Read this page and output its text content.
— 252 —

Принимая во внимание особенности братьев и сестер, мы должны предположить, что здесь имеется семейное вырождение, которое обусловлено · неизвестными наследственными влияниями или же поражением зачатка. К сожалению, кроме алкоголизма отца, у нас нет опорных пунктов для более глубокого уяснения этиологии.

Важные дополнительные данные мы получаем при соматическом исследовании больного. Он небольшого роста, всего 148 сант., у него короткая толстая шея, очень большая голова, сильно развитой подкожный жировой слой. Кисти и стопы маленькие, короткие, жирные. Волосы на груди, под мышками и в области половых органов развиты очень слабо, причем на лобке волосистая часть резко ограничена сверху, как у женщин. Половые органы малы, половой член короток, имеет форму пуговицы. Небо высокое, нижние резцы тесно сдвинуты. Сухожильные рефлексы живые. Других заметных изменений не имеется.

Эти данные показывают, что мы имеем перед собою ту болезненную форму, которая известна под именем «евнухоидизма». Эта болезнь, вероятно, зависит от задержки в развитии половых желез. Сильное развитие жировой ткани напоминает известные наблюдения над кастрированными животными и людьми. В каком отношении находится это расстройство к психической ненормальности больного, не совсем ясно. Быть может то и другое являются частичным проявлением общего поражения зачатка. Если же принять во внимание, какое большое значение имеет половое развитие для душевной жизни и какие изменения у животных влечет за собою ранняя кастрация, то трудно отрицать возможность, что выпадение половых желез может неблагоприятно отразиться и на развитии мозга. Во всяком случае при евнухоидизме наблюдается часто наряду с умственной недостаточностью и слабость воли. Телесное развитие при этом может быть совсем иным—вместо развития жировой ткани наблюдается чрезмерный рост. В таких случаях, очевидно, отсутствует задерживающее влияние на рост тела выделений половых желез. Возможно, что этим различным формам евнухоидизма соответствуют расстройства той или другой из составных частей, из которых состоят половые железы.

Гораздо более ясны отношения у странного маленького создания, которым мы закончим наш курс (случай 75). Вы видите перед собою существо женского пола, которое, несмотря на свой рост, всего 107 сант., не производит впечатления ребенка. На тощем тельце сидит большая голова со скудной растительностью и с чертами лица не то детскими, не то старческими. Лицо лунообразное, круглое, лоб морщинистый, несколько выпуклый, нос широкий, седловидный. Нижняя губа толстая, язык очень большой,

==============================

Gather all lines where the word "большая" appears.

Важные дополнительные данные мы получаем при соматическом исследовании больного. Он небольшого роста, всего 148 сант., у него короткая толстая шея, очень большая голова, сильно развитой подкожный жировой слой. Кисти и стопы маленькие, короткие, жирные. Волосы на груди, под мышками и в области половых органов развиты очень слабо, причем на лобке волосистая часть резко ограничена сверху, как у женщин. Половые органы малы, половой член короток, имеет форму пуговицы. Небо высокое, нижние резцы тесно сдвинуты. Сухожильные рефлексы живые. Других заметных изменений не имеется.
Гораздо более ясны отношения у странного маленького создания, которым мы закончим наш курс (случай 75). Вы видите перед собою существо женского пола, которое, несмотря на свой рост, всего 107 сант., не производит впечатления ребенка. На тощем тельце сидит большая голова со скудной растительностью и с чертами лица не то детскими, не то старческими. Лицо лунообразное, круглое, лоб морщинистый, несколько выпуклый, нос широкий, седловидный. Нижняя губа толстая, язык очень большой,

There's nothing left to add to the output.